According to the abstract on calcitonin receptors, on what kind of gradient were the rat testicular and hepatic cell membranes isolated?

• EXTRACT:
-=-=-
Identification of testicular cell plasma membrane receptors for calcitonin

Abstract

Recent studies have suggested a role for CT in the serum and tissue zinc homeostatic mechanism. The effects of CT on zinc transport appeared to be most pronounced in testis and thymus. If these effects are physiologically important, a cell membrane CT receptor, similar to those described for other peptide hormones, ought to be demonstrable. Rat testicular and hepatic cell membranes were isolated on a linear 15% to 50% sucrose density gradient. Specific hormone binding was assessed by Scatchard analysis of the binding of a constant amount of radiolabeled hormone in the presence of known variable amounts of unlabeled hormone. Nonspecific binding was assessed by measurement of radiolabeled hormone binding in the presence of 10(3) molar excess of unlabeled hormone. Hepatic cell membrane demonstrated no specific binding of either 125I-synthetic human CT or 125I-synthetic 1-34 bovine PTH. Testicular cell membranes demonstrated no specific binding for PTH. CT, however, was specifically bound with a mean KD of 3.2 +/- 0.8 X 10(-8) (S.E.M.) mol/L (M). Specificity studies demonstrated no inhibition of CT binding of 10(2) molar excess of FSH, LH, 1-34 PTH, or insulin. These data suggest the presence of a specific plasma membrane receptor for CT in rat testes. The presence of a membrane receptor in this tissue is consistent with previous observations that CT can alter the zinc content of rat testis in vivo.
-=-=-
• RECORDS:
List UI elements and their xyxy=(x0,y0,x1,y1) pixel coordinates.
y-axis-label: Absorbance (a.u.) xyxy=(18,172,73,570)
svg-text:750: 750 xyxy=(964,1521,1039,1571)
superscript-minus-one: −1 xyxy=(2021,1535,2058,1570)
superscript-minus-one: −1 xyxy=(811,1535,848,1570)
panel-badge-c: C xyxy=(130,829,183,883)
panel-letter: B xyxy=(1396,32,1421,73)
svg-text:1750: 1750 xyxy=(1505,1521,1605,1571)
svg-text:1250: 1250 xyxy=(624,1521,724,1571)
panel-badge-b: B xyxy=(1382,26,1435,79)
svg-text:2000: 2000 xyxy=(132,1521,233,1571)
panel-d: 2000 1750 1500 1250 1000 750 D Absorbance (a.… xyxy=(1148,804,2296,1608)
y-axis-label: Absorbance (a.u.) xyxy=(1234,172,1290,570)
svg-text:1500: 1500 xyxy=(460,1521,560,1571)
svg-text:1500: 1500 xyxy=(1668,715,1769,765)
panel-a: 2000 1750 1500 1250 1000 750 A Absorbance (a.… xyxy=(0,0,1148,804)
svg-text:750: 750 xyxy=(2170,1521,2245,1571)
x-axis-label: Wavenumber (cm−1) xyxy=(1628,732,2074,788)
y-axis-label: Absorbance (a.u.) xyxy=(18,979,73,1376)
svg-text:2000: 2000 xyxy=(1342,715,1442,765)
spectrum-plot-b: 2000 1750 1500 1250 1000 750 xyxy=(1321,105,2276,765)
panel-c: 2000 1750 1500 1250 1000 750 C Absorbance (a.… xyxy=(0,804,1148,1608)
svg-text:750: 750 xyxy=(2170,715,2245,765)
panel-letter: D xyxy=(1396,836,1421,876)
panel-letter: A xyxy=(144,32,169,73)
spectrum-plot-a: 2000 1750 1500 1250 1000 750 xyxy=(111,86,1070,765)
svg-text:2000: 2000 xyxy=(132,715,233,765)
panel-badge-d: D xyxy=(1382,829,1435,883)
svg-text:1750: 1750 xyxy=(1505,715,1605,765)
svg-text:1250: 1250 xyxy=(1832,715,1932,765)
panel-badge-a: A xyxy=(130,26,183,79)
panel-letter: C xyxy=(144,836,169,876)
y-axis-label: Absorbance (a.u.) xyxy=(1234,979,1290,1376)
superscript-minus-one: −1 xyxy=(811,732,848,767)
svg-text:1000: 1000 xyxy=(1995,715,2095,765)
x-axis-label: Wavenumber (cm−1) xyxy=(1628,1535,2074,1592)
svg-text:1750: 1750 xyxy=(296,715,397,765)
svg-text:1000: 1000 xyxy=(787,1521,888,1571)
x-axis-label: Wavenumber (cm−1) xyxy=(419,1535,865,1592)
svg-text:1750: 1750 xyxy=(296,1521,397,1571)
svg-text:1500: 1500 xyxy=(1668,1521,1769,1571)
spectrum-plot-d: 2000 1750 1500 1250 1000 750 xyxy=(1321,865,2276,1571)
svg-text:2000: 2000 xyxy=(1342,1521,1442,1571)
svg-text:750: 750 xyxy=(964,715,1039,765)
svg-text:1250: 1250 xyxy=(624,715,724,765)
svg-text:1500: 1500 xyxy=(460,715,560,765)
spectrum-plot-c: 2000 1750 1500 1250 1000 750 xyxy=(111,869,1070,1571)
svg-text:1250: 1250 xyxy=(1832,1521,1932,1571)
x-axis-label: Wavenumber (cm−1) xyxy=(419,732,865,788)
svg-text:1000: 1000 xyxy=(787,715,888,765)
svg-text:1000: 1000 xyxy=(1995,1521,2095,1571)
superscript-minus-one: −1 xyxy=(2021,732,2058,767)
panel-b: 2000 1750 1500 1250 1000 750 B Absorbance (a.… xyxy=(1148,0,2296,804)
-=-=-
• TASK OUTPUT: A linear 15% to 50% sucrose density gradient.